→ **Given records**:
+++++

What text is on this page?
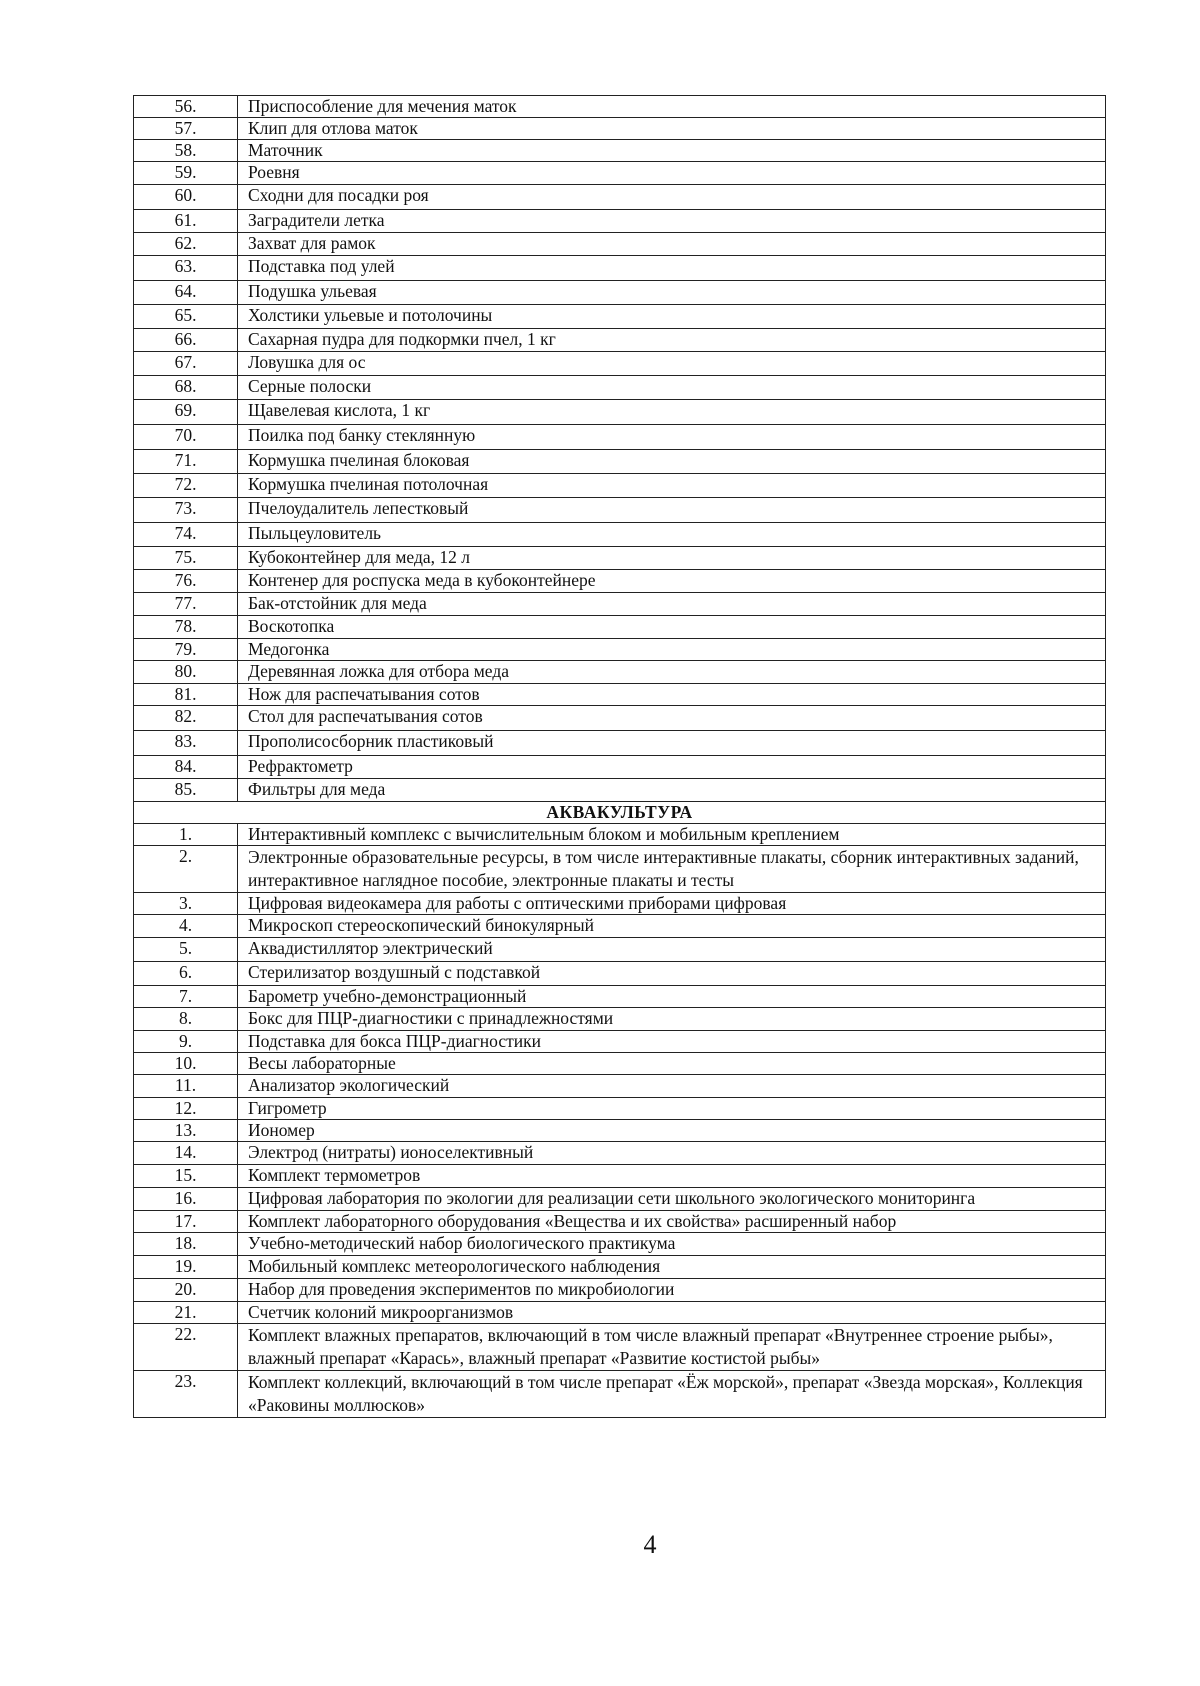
56.	Приспособление для мечения маток
57.	Клип для отлова маток
58.	Маточник
59.	Роевня
60.	Сходни для посадки роя
61.	Заградители летка
62.	Захват для рамок
63.	Подставка под улей
64.	Подушка ульевая
65.	Холстики ульевые и потолочины
66.	Сахарная пудра для подкормки пчел, 1 кг
67.	Ловушка для ос
68.	Серные полоски
69.	Щавелевая кислота, 1 кг
70.	Поилка под банку стеклянную
71.	Кормушка пчелиная блоковая
72.	Кормушка пчелиная потолочная
73.	Пчелоудалитель лепестковый
74.	Пыльцеуловитель
75.	Кубоконтейнер для меда, 12 л
76.	Контенер для роспуска меда в кубоконтейнере
77.	Бак-отстойник для меда
78.	Воскотопка
79.	Медогонка
80.	Деревянная ложка для отбора меда
81.	Нож для распечатывания сотов
82.	Стол для распечатывания сотов
83.	Прополисосборник пластиковый
84.	Рефрактометр
85.	Фильтры для меда
АКВАКУЛЬТУРА	
1.	Интерактивный комплекс с вычислительным блоком и мобильным креплением
2.	Электронные образовательные ресурсы, в том числе интерактивные плакаты, сборник интерактивных заданий, интерактивное наглядное пособие, электронные плакаты и тесты
3.	Цифровая видеокамера для работы с оптическими приборами цифровая
4.	Микроскоп стереоскопический бинокулярный
5.	Аквадистиллятор электрический
6.	Стерилизатор воздушный с подставкой
7.	Барометр учебно-демонстрационный
8.	Бокс для ПЦР-диагностики с принадлежностями
9.	Подставка для бокса ПЦР-диагностики
10.	Весы лабораторные
11.	Анализатор экологический
12.	Гигрометр
13.	Иономер
14.	Электрод (нитраты) ионоселективный
15.	Комплект термометров
16.	Цифровая лаборатория по экологии для реализации сети школьного экологического мониторинга
17.	Комплект лабораторного оборудования «Вещества и их свойства» расширенный набор
18.	Учебно-методический набор биологического практикума
19.	Мобильный комплекс метеорологического наблюдения
20.	Набор для проведения экспериментов по микробиологии
21.	Счетчик колоний микроорганизмов
22.	Комплект влажных препаратов, включающий в том числе влажный препарат «Внутреннее строение рыбы», влажный препарат «Карась», влажный препарат «Развитие костистой рыбы»
23.	Комплект коллекций, включающий в том числе препарат «Ёж морской», препарат «Звезда морская», Коллекция «Раковины моллюсков»
4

+++++

→ **Exercise objective**: Your copy should hold every record word for word and none of the pictures.

→ **Solution for this task**:
What text is on this page?
56.	Приспособление для мечения маток
57.	Клип для отлова маток
58.	Маточник
59.	Роевня
60.	Сходни для посадки роя
61.	Заградители летка
62.	Захват для рамок
63.	Подставка под улей
64.	Подушка ульевая
65.	Холстики ульевые и потолочины
66.	Сахарная пудра для подкормки пчел, 1 кг
67.	Ловушка для ос
68.	Серные полоски
69.	Щавелевая кислота, 1 кг
70.	Поилка под банку стеклянную
71.	Кормушка пчелиная блоковая
72.	Кормушка пчелиная потолочная
73.	Пчелоудалитель лепестковый
74.	Пыльцеуловитель
75.	Кубоконтейнер для меда, 12 л
76.	Контенер для роспуска меда в кубоконтейнере
77.	Бак-отстойник для меда
78.	Воскотопка
79.	Медогонка
80.	Деревянная ложка для отбора меда
81.	Нож для распечатывания сотов
82.	Стол для распечатывания сотов
83.	Прополисосборник пластиковый
84.	Рефрактометр
85.	Фильтры для меда
АКВАКУЛЬТУРА	
1.	Интерактивный комплекс с вычислительным блоком и мобильным креплением
2.	Электронные образовательные ресурсы, в том числе интерактивные плакаты, сборник интерактивных заданий, интерактивное наглядное пособие, электронные плакаты и тесты
3.	Цифровая видеокамера для работы с оптическими приборами цифровая
4.	Микроскоп стереоскопический бинокулярный
5.	Аквадистиллятор электрический
6.	Стерилизатор воздушный с подставкой
7.	Барометр учебно-демонстрационный
8.	Бокс для ПЦР-диагностики с принадлежностями
9.	Подставка для бокса ПЦР-диагностики
10.	Весы лабораторные
11.	Анализатор экологический
12.	Гигрометр
13.	Иономер
14.	Электрод (нитраты) ионоселективный
15.	Комплект термометров
16.	Цифровая лаборатория по экологии для реализации сети школьного экологического мониторинга
17.	Комплект лабораторного оборудования «Вещества и их свойства» расширенный набор
18.	Учебно-методический набор биологического практикума
19.	Мобильный комплекс метеорологического наблюдения
20.	Набор для проведения экспериментов по микробиологии
21.	Счетчик колоний микроорганизмов
22.	Комплект влажных препаратов, включающий в том числе влажный препарат «Внутреннее строение рыбы», влажный препарат «Карась», влажный препарат «Развитие костистой рыбы»
23.	Комплект коллекций, включающий в том числе препарат «Ёж морской», препарат «Звезда морская», Коллекция «Раковины моллюсков»
4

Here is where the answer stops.